| Extracted text |
How many times do your patients ask you “is there a diabetes heredity” or “am I going to pass on the diabetes genes to my kids”. What do you tell them? Yes, No, or Maybe? What about all that stuff that says Type 1 is an autoimmune disease, does that mean it is not heredity or does it mean that you can pass on auto-immunity and therefore pass on diabetes? M. Alan Permutt, Jonathon Wasson and Nancy Cox, researchers from both Washington University and The University of Chicago, just completed a total review of what is known. Their feature, Genetic Epidemiology takes a full look at how to answer the questions.

Genetic Epidemiology Of Diabetes
M. Alan Permutt, Jonathon Wasson and Nancy Cox
Department of Endocrinology, Metabolism and Lipids, Washington University
School of Medicine Department of Human Genetics, The University of Chicago


Conventional genetic analysis focuses on the genes that account for specific phenotypes, while traditional epidemiology is more concerned with the environmental causes and risk factors related to traits. Genetic epidemiology is an alliance of the 2 fields that focuses on both genetics, including allelic variants in different populations, and environment, in order to explain exactly how genes convey effects in different environmental contexts and to arrive at a more complete comprehension of the etiology of complex traits. In this review, we discuss the epidemiology of diabetes and the current understanding of the genetic bases of obesity and diabetes and provide suggestions for accelerated accumulation of clinically useful genetic information.

Definition of the problem

Diabetes is a metabolic condition in which the body fails to produce enough insulin. Type 1 diabetes (T1D) results from autoimmune destruction of insulin-producing ß cells, which leaves the patient dependent on insulin injections for survival (1) T2D, formerly known as adult-onset diabetes, occurs when impaired insulin effectiveness (insulin resistance) is accompanied by the failure to produce sufficient ß cell insulin. Patients can be placed on regimens to reduce weight or manage diet or treated with medication and, less often, insulin injections. This latter form of diabetes accounts for as much as 95% of cases. Gestational diabetes is another form of diabetes, defined as a state of glucose intolerance during pregnancy that usually subsides after delivery but has major implications for subsequent risk of T2D, as pregnancy serves as an "environmental" stressor that reveals a genetic predisposition.

| Requirement A |
The diabetes genetics text lists several ways T2D patients can be managed or treated. Name each one.
| Requirement B |
Answer these questions from the diabetes genetics text:
(i) Which two universities are the researchers from?
(ii) What share of diabetes cases does T2D account for?
(iii) What does Type 1 diabetes result from?

(Records from a data collection)
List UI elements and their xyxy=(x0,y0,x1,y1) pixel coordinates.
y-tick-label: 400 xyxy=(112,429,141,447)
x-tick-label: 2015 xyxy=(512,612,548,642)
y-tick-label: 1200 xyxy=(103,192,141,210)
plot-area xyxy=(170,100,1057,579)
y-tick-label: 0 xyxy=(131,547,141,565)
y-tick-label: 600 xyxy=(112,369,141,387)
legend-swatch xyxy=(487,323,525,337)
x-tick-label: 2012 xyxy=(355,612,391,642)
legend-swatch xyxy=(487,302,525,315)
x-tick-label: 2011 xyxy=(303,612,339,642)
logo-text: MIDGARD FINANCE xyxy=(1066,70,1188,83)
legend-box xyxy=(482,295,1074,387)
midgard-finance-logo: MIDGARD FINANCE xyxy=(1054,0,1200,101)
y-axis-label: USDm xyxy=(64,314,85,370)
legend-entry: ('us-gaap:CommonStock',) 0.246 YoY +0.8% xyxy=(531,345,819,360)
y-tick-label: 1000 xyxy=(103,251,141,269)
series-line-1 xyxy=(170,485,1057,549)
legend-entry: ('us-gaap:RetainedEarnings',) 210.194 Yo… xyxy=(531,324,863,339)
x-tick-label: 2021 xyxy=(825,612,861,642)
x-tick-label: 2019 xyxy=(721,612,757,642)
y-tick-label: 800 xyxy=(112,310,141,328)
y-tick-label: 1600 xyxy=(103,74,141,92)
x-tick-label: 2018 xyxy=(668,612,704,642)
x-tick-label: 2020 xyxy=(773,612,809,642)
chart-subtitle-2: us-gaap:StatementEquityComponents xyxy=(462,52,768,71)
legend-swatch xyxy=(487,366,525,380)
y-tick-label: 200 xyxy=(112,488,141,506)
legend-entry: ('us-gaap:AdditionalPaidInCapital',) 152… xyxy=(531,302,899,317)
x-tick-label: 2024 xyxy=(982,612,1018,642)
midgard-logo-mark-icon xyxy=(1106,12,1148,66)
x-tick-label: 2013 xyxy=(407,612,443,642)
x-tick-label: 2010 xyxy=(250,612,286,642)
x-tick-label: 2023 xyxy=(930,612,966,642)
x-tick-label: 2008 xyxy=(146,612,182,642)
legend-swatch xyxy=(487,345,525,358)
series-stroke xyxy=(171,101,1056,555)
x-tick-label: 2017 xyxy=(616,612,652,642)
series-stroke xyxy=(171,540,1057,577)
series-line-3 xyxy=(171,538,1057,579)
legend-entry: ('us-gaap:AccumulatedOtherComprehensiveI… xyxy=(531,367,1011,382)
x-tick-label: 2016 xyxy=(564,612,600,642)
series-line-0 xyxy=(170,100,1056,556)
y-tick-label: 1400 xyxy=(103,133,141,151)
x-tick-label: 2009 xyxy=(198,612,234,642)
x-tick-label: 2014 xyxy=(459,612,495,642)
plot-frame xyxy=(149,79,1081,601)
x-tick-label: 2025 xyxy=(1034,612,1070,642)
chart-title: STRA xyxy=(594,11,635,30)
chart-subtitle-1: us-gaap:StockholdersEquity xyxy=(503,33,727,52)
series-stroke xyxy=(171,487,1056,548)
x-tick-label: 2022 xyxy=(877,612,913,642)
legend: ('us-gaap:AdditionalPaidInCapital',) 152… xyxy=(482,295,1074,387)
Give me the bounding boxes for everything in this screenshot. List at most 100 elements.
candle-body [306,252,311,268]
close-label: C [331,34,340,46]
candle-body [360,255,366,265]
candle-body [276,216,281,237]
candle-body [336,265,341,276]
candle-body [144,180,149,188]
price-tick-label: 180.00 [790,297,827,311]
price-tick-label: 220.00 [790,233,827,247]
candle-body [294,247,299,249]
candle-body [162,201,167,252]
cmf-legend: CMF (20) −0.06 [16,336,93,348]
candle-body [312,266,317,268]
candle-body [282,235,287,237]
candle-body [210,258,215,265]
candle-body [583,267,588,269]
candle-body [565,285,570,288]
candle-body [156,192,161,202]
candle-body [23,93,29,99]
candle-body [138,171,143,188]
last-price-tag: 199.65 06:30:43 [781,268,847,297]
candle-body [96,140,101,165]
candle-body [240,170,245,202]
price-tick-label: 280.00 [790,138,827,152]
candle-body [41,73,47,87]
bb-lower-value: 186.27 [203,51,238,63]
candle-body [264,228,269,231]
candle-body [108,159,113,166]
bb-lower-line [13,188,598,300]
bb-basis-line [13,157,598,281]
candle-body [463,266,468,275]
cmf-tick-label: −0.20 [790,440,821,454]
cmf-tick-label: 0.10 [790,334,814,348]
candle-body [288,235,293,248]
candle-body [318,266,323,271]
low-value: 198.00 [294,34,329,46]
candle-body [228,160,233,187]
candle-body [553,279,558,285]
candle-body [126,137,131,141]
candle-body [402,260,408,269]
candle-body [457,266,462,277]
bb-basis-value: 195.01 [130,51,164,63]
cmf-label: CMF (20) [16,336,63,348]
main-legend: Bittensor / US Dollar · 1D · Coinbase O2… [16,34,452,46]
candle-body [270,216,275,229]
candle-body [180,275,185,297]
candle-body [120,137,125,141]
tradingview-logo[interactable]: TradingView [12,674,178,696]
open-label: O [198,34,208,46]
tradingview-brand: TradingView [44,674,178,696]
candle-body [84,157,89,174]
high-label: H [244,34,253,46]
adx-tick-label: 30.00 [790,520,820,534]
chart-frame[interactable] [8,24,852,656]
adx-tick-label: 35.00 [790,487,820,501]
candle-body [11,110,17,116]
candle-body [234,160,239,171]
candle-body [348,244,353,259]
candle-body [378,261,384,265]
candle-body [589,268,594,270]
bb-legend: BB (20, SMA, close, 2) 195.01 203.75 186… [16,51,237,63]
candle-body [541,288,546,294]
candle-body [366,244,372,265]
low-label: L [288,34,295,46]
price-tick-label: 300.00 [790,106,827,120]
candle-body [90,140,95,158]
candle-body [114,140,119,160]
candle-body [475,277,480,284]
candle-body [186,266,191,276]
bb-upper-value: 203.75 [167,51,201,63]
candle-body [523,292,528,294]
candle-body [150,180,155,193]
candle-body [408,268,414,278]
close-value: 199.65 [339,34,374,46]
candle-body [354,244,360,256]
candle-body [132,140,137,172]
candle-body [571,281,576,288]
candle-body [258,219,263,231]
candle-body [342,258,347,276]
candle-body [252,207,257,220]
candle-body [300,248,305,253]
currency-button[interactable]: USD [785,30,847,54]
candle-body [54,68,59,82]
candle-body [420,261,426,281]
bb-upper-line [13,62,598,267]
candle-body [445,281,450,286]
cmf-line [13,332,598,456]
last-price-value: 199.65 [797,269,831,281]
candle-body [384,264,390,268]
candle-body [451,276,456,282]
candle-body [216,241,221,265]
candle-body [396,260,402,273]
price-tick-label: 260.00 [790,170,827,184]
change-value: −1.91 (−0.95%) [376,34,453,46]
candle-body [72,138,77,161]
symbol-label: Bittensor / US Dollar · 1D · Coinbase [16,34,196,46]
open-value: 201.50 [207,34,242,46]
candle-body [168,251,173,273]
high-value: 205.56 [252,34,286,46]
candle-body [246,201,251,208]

| Your solution A |
- Regimens to reduce weight
- Regimens to manage diet
- Medication
- Insulin injections (less often)

| Your solution B |
(i) Washington University and The University of Chicago
(ii) As much as 95%
(iii) Autoimmune destruction of insulin-producing ß cells